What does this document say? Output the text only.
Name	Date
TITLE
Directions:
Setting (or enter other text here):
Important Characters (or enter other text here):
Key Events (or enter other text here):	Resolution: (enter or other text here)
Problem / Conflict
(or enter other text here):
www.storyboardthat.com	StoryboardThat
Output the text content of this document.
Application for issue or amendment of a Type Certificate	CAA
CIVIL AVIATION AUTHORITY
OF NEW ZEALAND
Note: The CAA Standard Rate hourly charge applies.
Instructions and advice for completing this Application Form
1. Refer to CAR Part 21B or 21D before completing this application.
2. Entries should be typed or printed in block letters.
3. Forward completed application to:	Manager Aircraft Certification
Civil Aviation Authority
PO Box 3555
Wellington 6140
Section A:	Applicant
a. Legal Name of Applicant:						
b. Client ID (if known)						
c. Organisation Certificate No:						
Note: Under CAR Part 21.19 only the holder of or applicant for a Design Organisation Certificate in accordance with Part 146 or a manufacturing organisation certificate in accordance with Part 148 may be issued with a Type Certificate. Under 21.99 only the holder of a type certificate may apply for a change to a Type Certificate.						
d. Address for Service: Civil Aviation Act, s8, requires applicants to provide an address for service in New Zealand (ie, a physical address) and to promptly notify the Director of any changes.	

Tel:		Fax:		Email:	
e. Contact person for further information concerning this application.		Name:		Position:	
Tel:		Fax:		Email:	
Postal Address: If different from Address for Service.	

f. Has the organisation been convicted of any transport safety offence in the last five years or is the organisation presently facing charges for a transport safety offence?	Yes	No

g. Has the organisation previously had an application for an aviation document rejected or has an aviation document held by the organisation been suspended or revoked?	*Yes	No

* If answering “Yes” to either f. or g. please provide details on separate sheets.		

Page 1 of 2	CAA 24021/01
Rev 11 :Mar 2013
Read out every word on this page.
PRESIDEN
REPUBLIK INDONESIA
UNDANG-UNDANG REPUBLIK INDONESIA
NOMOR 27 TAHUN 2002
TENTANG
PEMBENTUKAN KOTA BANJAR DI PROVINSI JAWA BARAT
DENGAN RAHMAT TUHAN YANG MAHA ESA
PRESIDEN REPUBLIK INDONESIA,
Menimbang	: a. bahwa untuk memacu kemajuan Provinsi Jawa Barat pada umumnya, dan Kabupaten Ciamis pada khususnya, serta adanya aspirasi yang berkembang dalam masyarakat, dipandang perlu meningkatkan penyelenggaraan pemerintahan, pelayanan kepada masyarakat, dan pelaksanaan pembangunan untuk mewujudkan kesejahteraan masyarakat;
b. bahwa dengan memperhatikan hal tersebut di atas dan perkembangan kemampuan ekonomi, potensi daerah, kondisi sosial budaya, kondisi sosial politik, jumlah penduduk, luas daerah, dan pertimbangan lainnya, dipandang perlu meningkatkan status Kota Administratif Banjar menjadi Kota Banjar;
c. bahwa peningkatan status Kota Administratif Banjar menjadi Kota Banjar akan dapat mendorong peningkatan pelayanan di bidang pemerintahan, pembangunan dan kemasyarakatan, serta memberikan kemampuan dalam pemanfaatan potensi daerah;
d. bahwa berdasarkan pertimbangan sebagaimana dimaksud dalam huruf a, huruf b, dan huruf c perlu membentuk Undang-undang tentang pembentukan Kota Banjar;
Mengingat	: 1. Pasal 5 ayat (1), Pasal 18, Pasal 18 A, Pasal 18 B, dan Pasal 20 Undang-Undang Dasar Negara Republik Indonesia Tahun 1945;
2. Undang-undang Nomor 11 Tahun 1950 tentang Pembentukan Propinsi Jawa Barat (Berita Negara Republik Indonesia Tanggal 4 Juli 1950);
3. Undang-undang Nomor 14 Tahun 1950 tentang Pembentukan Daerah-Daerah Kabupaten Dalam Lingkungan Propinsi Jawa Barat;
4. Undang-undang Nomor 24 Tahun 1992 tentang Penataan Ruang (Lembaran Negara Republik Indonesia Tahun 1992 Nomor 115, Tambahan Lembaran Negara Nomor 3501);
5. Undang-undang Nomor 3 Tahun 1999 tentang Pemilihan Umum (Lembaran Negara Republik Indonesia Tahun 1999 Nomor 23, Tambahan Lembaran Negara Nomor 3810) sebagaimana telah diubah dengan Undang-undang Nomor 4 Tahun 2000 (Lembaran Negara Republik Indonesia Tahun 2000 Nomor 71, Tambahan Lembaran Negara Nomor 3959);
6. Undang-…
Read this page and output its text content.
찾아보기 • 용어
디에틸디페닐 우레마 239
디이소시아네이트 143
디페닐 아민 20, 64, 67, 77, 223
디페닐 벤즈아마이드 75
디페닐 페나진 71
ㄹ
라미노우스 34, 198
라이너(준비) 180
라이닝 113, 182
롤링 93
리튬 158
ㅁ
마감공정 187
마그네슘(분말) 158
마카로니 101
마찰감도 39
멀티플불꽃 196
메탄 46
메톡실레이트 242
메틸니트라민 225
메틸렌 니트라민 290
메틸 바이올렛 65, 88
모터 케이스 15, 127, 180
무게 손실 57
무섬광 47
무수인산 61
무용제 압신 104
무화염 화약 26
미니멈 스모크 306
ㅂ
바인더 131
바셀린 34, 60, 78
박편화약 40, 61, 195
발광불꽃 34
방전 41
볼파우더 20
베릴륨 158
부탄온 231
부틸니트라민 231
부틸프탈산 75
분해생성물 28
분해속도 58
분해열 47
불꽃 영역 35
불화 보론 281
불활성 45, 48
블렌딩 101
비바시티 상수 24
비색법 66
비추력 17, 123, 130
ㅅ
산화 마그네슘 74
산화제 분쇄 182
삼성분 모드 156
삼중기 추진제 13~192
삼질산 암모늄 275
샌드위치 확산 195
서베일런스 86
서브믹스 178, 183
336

================================

• _YOUR INSTRUCTIONS_:
The lines above should be duplicated exactly.

• _EXERCISE ANSWER_:
What does this document say? Output the text only.
Name	Date
TITLE
Directions:
Setting (or enter other text here):
Important Characters (or enter other text here):
Key Events (or enter other text here):	Resolution: (enter or other text here)
Problem / Conflict
(or enter other text here):
www.storyboardthat.com	StoryboardThat
Output the text content of this document.
Application for issue or amendment of a Type Certificate	CAA
CIVIL AVIATION AUTHORITY
OF NEW ZEALAND
Note: The CAA Standard Rate hourly charge applies.
Instructions and advice for completing this Application Form
1. Refer to CAR Part 21B or 21D before completing this application.
2. Entries should be typed or printed in block letters.
3. Forward completed application to:	Manager Aircraft Certification
Civil Aviation Authority
PO Box 3555
Wellington 6140
Section A:	Applicant
a. Legal Name of Applicant:						
b. Client ID (if known)						
c. Organisation Certificate No:						
Note: Under CAR Part 21.19 only the holder of or applicant for a Design Organisation Certificate in accordance with Part 146 or a manufacturing organisation certificate in accordance with Part 148 may be issued with a Type Certificate. Under 21.99 only the holder of a type certificate may apply for a change to a Type Certificate.						
d. Address for Service: Civil Aviation Act, s8, requires applicants to provide an address for service in New Zealand (ie, a physical address) and to promptly notify the Director of any changes.	

Tel:		Fax:		Email:	
e. Contact person for further information concerning this application.		Name:		Position:	
Tel:		Fax:		Email:	
Postal Address: If different from Address for Service.	

f. Has the organisation been convicted of any transport safety offence in the last five years or is the organisation presently facing charges for a transport safety offence?	Yes	No

g. Has the organisation previously had an application for an aviation document rejected or has an aviation document held by the organisation been suspended or revoked?	*Yes	No

* If answering “Yes” to either f. or g. please provide details on separate sheets.		

Page 1 of 2	CAA 24021/01
Rev 11 :Mar 2013
Read out every word on this page.
PRESIDEN
REPUBLIK INDONESIA
UNDANG-UNDANG REPUBLIK INDONESIA
NOMOR 27 TAHUN 2002
TENTANG
PEMBENTUKAN KOTA BANJAR DI PROVINSI JAWA BARAT
DENGAN RAHMAT TUHAN YANG MAHA ESA
PRESIDEN REPUBLIK INDONESIA,
Menimbang	: a. bahwa untuk memacu kemajuan Provinsi Jawa Barat pada umumnya, dan Kabupaten Ciamis pada khususnya, serta adanya aspirasi yang berkembang dalam masyarakat, dipandang perlu meningkatkan penyelenggaraan pemerintahan, pelayanan kepada masyarakat, dan pelaksanaan pembangunan untuk mewujudkan kesejahteraan masyarakat;
b. bahwa dengan memperhatikan hal tersebut di atas dan perkembangan kemampuan ekonomi, potensi daerah, kondisi sosial budaya, kondisi sosial politik, jumlah penduduk, luas daerah, dan pertimbangan lainnya, dipandang perlu meningkatkan status Kota Administratif Banjar menjadi Kota Banjar;
c. bahwa peningkatan status Kota Administratif Banjar menjadi Kota Banjar akan dapat mendorong peningkatan pelayanan di bidang pemerintahan, pembangunan dan kemasyarakatan, serta memberikan kemampuan dalam pemanfaatan potensi daerah;
d. bahwa berdasarkan pertimbangan sebagaimana dimaksud dalam huruf a, huruf b, dan huruf c perlu membentuk Undang-undang tentang pembentukan Kota Banjar;
Mengingat	: 1. Pasal 5 ayat (1), Pasal 18, Pasal 18 A, Pasal 18 B, dan Pasal 20 Undang-Undang Dasar Negara Republik Indonesia Tahun 1945;
2. Undang-undang Nomor 11 Tahun 1950 tentang Pembentukan Propinsi Jawa Barat (Berita Negara Republik Indonesia Tanggal 4 Juli 1950);
3. Undang-undang Nomor 14 Tahun 1950 tentang Pembentukan Daerah-Daerah Kabupaten Dalam Lingkungan Propinsi Jawa Barat;
4. Undang-undang Nomor 24 Tahun 1992 tentang Penataan Ruang (Lembaran Negara Republik Indonesia Tahun 1992 Nomor 115, Tambahan Lembaran Negara Nomor 3501);
5. Undang-undang Nomor 3 Tahun 1999 tentang Pemilihan Umum (Lembaran Negara Republik Indonesia Tahun 1999 Nomor 23, Tambahan Lembaran Negara Nomor 3810) sebagaimana telah diubah dengan Undang-undang Nomor 4 Tahun 2000 (Lembaran Negara Republik Indonesia Tahun 2000 Nomor 71, Tambahan Lembaran Negara Nomor 3959);
6. Undang-…
Read this page and output its text content.
찾아보기 • 용어
디에틸디페닐 우레마 239
디이소시아네이트 143
디페닐 아민 20, 64, 67, 77, 223
디페닐 벤즈아마이드 75
디페닐 페나진 71
ㄹ
라미노우스 34, 198
라이너(준비) 180
라이닝 113, 182
롤링 93
리튬 158
ㅁ
마감공정 187
마그네슘(분말) 158
마카로니 101
마찰감도 39
멀티플불꽃 196
메탄 46
메톡실레이트 242
메틸니트라민 225
메틸렌 니트라민 290
메틸 바이올렛 65, 88
모터 케이스 15, 127, 180
무게 손실 57
무섬광 47
무수인산 61
무용제 압신 104
무화염 화약 26
미니멈 스모크 306
ㅂ
바인더 131
바셀린 34, 60, 78
박편화약 40, 61, 195
발광불꽃 34
방전 41
볼파우더 20
베릴륨 158
부탄온 231
부틸니트라민 231
부틸프탈산 75
분해생성물 28
분해속도 58
분해열 47
불꽃 영역 35
불화 보론 281
불활성 45, 48
블렌딩 101
비바시티 상수 24
비색법 66
비추력 17, 123, 130
ㅅ
산화 마그네슘 74
산화제 분쇄 182
삼성분 모드 156
삼중기 추진제 13~192
삼질산 암모늄 275
샌드위치 확산 195
서베일런스 86
서브믹스 178, 183
336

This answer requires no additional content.